Task objective: Reproduce the listing below exactly, minus its pictures.

Collected data
○ ○ ○ ○
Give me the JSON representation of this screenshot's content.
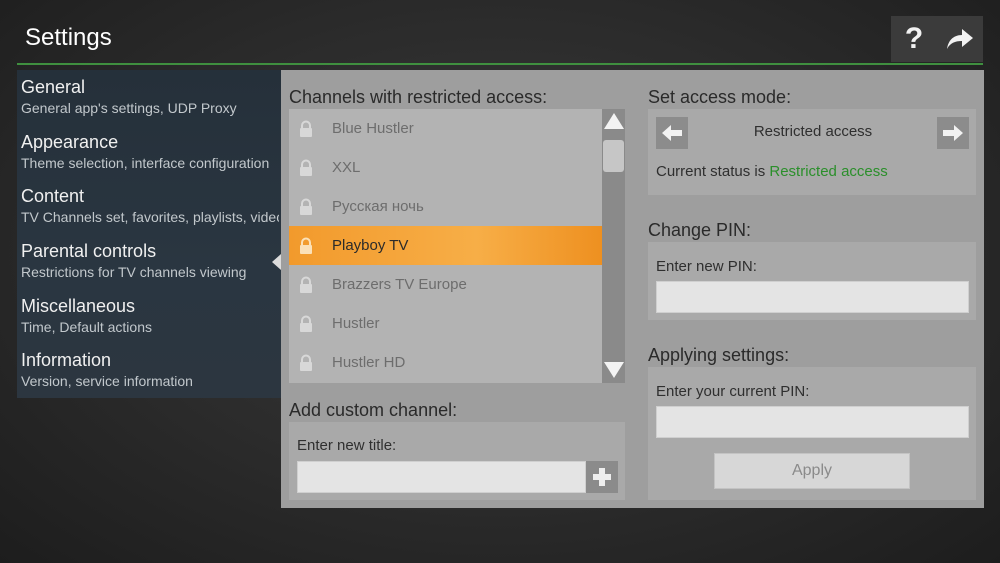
{
  "header": {
    "title": "Settings",
    "help_icon": "question-mark-icon",
    "forward_icon": "share-forward-icon"
  },
  "colors": {
    "accent_line": "#3f8f3f",
    "selection": "#f29a2c",
    "status_ok": "#2b8f2b"
  },
  "sidebar": {
    "items": [
      {
        "title": "General",
        "subtitle": "General app's settings, UDP Proxy"
      },
      {
        "title": "Appearance",
        "subtitle": "Theme selection, interface configuration"
      },
      {
        "title": "Content",
        "subtitle": "TV Channels set, favorites, playlists, video"
      },
      {
        "title": "Parental controls",
        "subtitle": "Restrictions for TV channels viewing",
        "selected": true
      },
      {
        "title": "Miscellaneous",
        "subtitle": "Time, Default actions"
      },
      {
        "title": "Information",
        "subtitle": "Version, service information"
      }
    ]
  },
  "restricted": {
    "heading": "Channels with restricted access:",
    "channels": [
      {
        "name": "Blue Hustler",
        "selected": false
      },
      {
        "name": "XXL",
        "selected": false
      },
      {
        "name": "Русская ночь",
        "selected": false
      },
      {
        "name": "Playboy TV",
        "selected": true
      },
      {
        "name": "Brazzers TV Europe",
        "selected": false
      },
      {
        "name": "Hustler",
        "selected": false
      },
      {
        "name": "Hustler HD",
        "selected": false
      }
    ]
  },
  "custom": {
    "heading": "Add custom channel:",
    "field_label": "Enter new title:",
    "value": ""
  },
  "access_mode": {
    "heading": "Set access mode:",
    "mode": "Restricted access",
    "status_prefix": "Current status is ",
    "status_value": "Restricted access"
  },
  "change_pin": {
    "heading": "Change PIN:",
    "field_label": "Enter new PIN:",
    "value": ""
  },
  "applying": {
    "heading": "Applying settings:",
    "field_label": "Enter your current PIN:",
    "value": "",
    "apply_label": "Apply"
  }
}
○ ○ ○ ○
The completed task:
Give me the JSON representation of this screenshot's content.
{
  "header": {
    "title": "Settings",
    "help_icon": "question-mark-icon",
    "forward_icon": "share-forward-icon"
  },
  "colors": {
    "accent_line": "#3f8f3f",
    "selection": "#f29a2c",
    "status_ok": "#2b8f2b"
  },
  "sidebar": {
    "items": [
      {
        "title": "General",
        "subtitle": "General app's settings, UDP Proxy"
      },
      {
        "title": "Appearance",
        "subtitle": "Theme selection, interface configuration"
      },
      {
        "title": "Content",
        "subtitle": "TV Channels set, favorites, playlists, video"
      },
      {
        "title": "Parental controls",
        "subtitle": "Restrictions for TV channels viewing",
        "selected": true
      },
      {
        "title": "Miscellaneous",
        "subtitle": "Time, Default actions"
      },
      {
        "title": "Information",
        "subtitle": "Version, service information"
      }
    ]
  },
  "restricted": {
    "heading": "Channels with restricted access:",
    "channels": [
      {
        "name": "Blue Hustler",
        "selected": false
      },
      {
        "name": "XXL",
        "selected": false
      },
      {
        "name": "Русская ночь",
        "selected": false
      },
      {
        "name": "Playboy TV",
        "selected": true
      },
      {
        "name": "Brazzers TV Europe",
        "selected": false
      },
      {
        "name": "Hustler",
        "selected": false
      },
      {
        "name": "Hustler HD",
        "selected": false
      }
    ]
  },
  "custom": {
    "heading": "Add custom channel:",
    "field_label": "Enter new title:",
    "value": ""
  },
  "access_mode": {
    "heading": "Set access mode:",
    "mode": "Restricted access",
    "status_prefix": "Current status is ",
    "status_value": "Restricted access"
  },
  "change_pin": {
    "heading": "Change PIN:",
    "field_label": "Enter new PIN:",
    "value": ""
  },
  "applying": {
    "heading": "Applying settings:",
    "field_label": "Enter your current PIN:",
    "value": "",
    "apply_label": "Apply"
  }
}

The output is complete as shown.